THE REQUEST:
Collect every line below that contains the word "pending".

DATA ENTRIES:
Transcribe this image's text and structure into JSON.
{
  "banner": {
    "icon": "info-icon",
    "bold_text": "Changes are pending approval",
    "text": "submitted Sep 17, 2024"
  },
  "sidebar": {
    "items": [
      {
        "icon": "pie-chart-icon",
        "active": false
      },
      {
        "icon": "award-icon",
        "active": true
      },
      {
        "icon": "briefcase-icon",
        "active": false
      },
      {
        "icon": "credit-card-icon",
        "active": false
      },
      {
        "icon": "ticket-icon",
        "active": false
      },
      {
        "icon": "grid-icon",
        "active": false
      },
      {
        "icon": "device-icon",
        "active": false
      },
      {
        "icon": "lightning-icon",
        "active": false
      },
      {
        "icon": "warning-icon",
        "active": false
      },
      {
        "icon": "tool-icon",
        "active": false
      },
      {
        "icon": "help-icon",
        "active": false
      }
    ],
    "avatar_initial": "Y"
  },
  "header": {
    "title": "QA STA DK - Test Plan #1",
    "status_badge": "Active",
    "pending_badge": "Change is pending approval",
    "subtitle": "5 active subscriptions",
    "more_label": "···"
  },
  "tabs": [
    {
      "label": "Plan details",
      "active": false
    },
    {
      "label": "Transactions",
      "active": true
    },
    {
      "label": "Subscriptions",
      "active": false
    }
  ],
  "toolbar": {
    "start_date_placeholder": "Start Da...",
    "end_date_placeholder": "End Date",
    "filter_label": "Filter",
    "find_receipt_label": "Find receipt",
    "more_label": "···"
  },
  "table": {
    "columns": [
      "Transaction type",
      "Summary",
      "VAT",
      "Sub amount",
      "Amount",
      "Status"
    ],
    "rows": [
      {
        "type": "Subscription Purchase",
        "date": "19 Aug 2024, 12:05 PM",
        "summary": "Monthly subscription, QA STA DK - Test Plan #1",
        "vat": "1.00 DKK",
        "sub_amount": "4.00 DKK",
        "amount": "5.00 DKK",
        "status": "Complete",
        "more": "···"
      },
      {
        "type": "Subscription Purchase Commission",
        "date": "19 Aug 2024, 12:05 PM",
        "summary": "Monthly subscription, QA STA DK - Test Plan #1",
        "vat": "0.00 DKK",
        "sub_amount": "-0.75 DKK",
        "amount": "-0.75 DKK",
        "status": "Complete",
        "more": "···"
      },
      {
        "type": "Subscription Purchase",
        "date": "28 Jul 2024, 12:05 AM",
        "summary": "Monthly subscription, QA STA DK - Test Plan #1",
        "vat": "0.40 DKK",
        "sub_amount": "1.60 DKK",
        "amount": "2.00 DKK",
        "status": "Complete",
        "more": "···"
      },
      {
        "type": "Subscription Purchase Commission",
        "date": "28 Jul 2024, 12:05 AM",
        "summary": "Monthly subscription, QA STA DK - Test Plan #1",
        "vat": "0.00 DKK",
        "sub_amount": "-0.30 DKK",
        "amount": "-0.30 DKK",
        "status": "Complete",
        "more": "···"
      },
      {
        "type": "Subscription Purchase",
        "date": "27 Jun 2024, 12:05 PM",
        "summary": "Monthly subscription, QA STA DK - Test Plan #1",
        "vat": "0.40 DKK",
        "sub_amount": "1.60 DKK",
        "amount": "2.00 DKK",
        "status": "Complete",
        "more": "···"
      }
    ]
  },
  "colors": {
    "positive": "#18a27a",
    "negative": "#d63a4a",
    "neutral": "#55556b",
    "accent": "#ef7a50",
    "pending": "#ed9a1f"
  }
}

RESPONSE:
    "bold_text": "Changes are pending approval",
    "pending_badge": "Change is pending approval",
    "pending": "#ed9a1f"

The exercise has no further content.